Source passage:
----

We we had Dr. Marissa Giustina here recently, she ended her talk with the point that quantum computing is the pinnacle of research topics for fundamental physics. Would you agree?

JFZ:

Is that what she said?

JHT:

I believe that was close to her last slide.

JFZ:

I think there's just a lot that's unknown about the field, but what I'm confident about is that any time you're dealing with quantum phenomena, something surprising is going to come out. So even though we don't know exactly what a quantum computer will look like in ten years, there will be surprises, but I'm pretty confident that something exciting and useful will come out, although we can't predict at the moment what that will be. But whether she calls it the pinnacle of physics at the moment –

JHT:

Well, that wasn't the exact word.

JFZ:

Yeah, I think it's something that my gut instinct says that something good – well something exciting – is going to happen in the next five to ten years?

JHT:

Are there any field you'd say that are similar?

JFZ:

I guess I don't know enough about AI but that certainly seems to be something quite similar and Google is working on an AI robot, which I think could just be awesome to have in your house – sitting at the dinner table, talking to an AI robot. I think that would be pretty funny, to have dinner with your family and then there's the AI robot there that's part of the family.  So I don't know where it's headed. There's already a lot of disinformation out there and the last thing we need is AI generated disinformation, so that would be a bad direction, but that seems like an exciting area.

JHT:

During the past ten or twelve years you said of the developmental phase of quantum computing, where were you?

JFZ:

Where did I start? Okay, so we were doing experiments again with niobium and what the problems were of niobium oxide, and we found that the oxide was magnetic. It had magnetic moments; We could see it in our experiments that the oxide itself had these paramagnetic moments, which were surprising. Then there was another guy, Robert McDermott, at the University of Wisconsin was looking at these so-called flux qubits, quantum bits, and they were made out of niobium, and he was finding that there was magnetism on the surface of these, squid loops is what they're called, and so I said well oh we're measuring magnetism, this might be the same thing that you are seeing in your qubits. So I sent him an email and invited him to IIT and he came and gave the very first talk on quantum computing at IIT. I believe that was about twelve years ago and we talked about this common measurement that we had. That's when I got interested and there was an IIT student at the time working for me who then got accepted into McDermott's group and he's now working at IBM on their Q System quantum computer. So I've sort of followed the field through his group and then through him, working at IBM, and I saw the field explode. I'm at the annual meeting of the American Physical Society for condensed matter that we call the March Meeting. There was one session in an afternoon, and then the next year there was an afternoon and a morning session, but then there were a couple of them, but then in the next year the entire week had sessions both morning and afternoon every day of the week. So you just saw this field exploding and he got a really great job out of graduate school working at IBM. Normally after a PhD, you take a post-doc, maybe a second post-doc, and then you get your permanent position, but IBM just scooped him out of University of Wisconsin and paid him a lot of money to go work on their quantum computer. We had a similar experience at IIT where we had a theorist – Pedro Rivero was using quantum computing to do a problem in theoretical particle physics called a Nambu–Jona-Lasinio model, but he was using quantum computing to try to analyze it, and he got hired by IBM. They offered him a job eight months before he graduated I believe, with his PhD, so as soon as he was done, he had a job at IBM, so there's two examples of former IIT students who got into the field, one in theory, one in experiment, and are now working at IBM.

----

Problem details:
Please list every organization named in the interview above, one per line.

Data excerpts:
----

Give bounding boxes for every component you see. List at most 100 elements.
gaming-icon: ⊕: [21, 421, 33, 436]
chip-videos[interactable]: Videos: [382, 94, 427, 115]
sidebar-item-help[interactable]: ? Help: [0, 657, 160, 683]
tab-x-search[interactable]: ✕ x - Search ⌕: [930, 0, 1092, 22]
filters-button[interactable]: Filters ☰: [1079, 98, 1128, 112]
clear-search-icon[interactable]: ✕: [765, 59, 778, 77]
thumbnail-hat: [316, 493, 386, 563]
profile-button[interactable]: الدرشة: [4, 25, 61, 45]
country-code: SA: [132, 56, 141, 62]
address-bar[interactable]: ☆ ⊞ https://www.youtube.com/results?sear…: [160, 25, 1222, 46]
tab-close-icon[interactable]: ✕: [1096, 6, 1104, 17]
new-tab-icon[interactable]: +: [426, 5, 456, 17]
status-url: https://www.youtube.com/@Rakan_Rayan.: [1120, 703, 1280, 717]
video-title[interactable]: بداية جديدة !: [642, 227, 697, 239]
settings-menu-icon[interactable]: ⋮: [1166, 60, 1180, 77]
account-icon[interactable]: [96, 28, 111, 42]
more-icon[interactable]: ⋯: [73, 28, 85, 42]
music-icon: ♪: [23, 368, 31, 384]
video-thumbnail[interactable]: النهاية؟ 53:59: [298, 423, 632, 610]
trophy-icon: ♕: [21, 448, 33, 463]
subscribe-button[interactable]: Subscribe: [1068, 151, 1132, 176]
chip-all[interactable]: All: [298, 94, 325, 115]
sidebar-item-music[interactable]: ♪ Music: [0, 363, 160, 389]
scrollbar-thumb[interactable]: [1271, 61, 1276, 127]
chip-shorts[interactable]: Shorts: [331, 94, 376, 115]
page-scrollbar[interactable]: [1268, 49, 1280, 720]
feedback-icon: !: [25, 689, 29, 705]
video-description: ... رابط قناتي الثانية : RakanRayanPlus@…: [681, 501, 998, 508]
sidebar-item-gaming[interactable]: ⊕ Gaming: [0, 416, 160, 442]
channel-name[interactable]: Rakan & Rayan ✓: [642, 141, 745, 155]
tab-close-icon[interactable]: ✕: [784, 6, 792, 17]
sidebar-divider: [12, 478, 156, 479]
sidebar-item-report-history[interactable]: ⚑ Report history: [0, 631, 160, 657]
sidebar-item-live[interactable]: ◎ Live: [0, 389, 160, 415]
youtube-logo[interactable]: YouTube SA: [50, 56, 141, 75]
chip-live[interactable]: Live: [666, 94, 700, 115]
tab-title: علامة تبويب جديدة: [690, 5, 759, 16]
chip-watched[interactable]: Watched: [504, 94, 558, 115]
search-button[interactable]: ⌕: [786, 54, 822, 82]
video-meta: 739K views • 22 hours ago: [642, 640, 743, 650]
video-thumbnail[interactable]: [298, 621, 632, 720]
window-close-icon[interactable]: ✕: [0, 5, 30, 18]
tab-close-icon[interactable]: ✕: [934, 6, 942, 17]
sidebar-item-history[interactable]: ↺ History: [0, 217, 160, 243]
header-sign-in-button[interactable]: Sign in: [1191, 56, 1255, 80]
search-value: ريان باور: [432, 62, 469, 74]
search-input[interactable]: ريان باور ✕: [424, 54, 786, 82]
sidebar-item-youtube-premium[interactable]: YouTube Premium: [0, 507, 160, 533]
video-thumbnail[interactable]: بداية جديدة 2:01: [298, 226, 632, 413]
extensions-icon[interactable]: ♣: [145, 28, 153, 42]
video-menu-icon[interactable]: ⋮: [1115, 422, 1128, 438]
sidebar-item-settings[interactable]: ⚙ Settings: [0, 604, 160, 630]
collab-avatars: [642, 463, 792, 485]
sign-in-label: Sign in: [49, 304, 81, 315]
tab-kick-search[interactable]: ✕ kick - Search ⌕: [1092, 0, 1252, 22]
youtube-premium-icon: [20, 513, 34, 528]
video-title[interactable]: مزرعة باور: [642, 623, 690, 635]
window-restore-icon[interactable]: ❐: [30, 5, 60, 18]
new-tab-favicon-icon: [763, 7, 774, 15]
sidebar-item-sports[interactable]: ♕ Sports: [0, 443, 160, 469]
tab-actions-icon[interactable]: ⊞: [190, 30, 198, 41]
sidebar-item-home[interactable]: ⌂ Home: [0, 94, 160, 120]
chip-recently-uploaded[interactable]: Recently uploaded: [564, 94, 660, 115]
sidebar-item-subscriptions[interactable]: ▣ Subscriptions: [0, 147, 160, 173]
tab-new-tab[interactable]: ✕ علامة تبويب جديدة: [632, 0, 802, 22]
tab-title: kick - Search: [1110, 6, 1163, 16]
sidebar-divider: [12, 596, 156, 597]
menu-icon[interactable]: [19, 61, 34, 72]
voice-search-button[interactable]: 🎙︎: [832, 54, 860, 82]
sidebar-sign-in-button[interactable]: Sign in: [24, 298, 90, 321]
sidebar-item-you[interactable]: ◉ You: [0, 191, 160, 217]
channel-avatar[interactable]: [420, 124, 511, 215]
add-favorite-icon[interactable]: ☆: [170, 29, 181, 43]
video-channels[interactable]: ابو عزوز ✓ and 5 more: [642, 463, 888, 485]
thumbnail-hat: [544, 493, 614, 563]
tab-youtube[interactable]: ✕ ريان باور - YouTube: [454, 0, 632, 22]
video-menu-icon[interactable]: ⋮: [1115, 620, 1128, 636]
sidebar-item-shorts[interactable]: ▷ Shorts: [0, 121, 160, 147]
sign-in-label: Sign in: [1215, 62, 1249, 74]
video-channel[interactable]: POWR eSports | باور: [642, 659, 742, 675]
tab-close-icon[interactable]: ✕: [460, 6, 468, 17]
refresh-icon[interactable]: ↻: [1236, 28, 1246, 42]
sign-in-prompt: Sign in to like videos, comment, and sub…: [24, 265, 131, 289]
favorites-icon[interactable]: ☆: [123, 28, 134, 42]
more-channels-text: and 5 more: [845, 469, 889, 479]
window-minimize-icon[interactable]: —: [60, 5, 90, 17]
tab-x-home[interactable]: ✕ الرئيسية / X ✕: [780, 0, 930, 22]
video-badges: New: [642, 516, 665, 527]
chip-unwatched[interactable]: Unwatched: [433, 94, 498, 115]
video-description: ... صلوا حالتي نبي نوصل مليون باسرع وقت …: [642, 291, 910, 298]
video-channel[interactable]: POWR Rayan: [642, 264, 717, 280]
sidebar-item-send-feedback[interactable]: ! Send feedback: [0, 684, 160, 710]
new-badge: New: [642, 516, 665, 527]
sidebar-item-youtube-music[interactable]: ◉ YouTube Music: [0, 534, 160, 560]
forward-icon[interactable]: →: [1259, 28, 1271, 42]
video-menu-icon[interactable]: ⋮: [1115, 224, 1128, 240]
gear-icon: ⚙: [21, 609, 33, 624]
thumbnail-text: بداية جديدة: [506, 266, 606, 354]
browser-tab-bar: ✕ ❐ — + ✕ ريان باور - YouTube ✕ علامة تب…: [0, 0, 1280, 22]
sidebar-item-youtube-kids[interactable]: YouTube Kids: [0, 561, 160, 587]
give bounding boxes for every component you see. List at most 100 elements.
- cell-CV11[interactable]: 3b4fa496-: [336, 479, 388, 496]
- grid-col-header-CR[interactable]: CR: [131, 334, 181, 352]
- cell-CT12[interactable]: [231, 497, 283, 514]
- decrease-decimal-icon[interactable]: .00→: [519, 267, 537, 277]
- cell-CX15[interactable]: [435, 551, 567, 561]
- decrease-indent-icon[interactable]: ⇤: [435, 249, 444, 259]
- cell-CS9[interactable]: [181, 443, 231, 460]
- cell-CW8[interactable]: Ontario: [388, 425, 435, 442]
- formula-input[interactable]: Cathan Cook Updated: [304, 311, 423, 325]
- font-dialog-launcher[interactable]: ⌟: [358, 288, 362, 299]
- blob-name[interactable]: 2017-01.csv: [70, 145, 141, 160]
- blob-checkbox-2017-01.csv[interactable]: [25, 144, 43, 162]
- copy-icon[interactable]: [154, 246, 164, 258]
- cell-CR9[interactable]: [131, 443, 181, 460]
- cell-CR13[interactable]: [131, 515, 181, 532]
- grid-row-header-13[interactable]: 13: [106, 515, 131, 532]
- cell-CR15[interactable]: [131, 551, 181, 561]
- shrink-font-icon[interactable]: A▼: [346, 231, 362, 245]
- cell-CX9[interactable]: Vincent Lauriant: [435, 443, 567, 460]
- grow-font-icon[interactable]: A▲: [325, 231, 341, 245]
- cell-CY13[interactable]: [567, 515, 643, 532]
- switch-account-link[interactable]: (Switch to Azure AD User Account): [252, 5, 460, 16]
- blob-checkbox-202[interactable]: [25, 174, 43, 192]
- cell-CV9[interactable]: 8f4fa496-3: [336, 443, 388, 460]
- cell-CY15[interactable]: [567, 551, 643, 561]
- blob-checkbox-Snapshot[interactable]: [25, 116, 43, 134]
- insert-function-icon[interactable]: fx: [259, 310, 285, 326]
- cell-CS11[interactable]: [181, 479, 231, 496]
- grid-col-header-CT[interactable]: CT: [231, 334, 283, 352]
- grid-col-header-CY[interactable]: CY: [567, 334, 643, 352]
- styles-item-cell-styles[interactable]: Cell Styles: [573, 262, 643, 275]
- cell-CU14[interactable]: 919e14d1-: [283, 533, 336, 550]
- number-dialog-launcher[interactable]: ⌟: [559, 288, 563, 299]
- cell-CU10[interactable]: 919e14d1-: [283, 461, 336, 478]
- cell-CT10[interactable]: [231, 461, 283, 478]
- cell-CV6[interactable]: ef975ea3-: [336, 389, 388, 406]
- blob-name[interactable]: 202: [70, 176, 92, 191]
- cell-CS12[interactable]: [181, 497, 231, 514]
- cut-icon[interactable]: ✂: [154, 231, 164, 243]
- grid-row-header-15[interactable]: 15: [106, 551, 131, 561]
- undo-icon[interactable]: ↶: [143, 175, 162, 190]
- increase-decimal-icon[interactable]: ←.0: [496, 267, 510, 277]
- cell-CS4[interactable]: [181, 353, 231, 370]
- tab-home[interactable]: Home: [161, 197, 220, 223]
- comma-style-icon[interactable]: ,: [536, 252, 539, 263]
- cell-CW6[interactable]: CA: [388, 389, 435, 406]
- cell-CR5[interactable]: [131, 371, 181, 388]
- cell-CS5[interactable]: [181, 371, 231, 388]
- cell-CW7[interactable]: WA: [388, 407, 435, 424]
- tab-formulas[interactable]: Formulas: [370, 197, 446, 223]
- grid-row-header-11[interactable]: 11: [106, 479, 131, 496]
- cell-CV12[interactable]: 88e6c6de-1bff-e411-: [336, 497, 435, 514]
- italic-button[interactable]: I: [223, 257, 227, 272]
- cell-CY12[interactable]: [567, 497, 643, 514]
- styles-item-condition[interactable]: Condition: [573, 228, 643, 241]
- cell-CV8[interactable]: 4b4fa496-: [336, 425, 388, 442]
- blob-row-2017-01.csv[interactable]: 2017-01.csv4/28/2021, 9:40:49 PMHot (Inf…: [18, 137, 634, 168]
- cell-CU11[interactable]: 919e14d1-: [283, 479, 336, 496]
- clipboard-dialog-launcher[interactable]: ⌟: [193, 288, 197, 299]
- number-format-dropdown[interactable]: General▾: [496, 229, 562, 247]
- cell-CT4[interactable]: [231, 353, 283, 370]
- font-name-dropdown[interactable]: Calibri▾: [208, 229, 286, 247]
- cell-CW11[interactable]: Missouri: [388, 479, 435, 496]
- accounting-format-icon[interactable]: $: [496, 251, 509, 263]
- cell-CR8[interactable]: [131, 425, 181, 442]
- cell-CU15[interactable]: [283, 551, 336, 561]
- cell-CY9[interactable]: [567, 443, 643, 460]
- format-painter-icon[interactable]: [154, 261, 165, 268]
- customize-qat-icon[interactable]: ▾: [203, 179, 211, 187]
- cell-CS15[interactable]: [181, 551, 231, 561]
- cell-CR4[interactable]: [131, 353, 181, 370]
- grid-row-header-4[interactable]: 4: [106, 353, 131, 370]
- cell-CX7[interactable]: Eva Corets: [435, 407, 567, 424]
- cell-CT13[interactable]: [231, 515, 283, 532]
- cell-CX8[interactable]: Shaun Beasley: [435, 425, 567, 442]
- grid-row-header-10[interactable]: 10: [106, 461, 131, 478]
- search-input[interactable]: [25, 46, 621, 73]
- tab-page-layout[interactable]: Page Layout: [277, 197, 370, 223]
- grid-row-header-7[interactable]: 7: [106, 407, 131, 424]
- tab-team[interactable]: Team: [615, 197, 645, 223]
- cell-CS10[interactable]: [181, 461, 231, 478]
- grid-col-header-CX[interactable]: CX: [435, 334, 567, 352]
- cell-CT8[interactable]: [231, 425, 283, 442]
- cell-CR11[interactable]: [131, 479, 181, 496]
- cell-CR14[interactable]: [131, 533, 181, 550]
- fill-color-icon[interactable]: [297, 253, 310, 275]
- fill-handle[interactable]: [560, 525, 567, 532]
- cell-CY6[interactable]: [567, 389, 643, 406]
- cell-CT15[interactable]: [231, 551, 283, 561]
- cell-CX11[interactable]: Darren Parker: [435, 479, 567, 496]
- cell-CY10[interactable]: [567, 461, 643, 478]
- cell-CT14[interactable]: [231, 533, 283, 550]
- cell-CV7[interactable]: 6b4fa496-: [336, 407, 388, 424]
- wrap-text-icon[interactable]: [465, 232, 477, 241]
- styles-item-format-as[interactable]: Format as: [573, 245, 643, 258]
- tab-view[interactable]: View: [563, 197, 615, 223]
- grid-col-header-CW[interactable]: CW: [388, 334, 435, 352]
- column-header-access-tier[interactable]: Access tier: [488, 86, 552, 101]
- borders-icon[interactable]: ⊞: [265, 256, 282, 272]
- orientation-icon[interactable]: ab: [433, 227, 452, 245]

----

Worked answer:
Google
University of Wisconsin
IIT
IBM
American Physical Society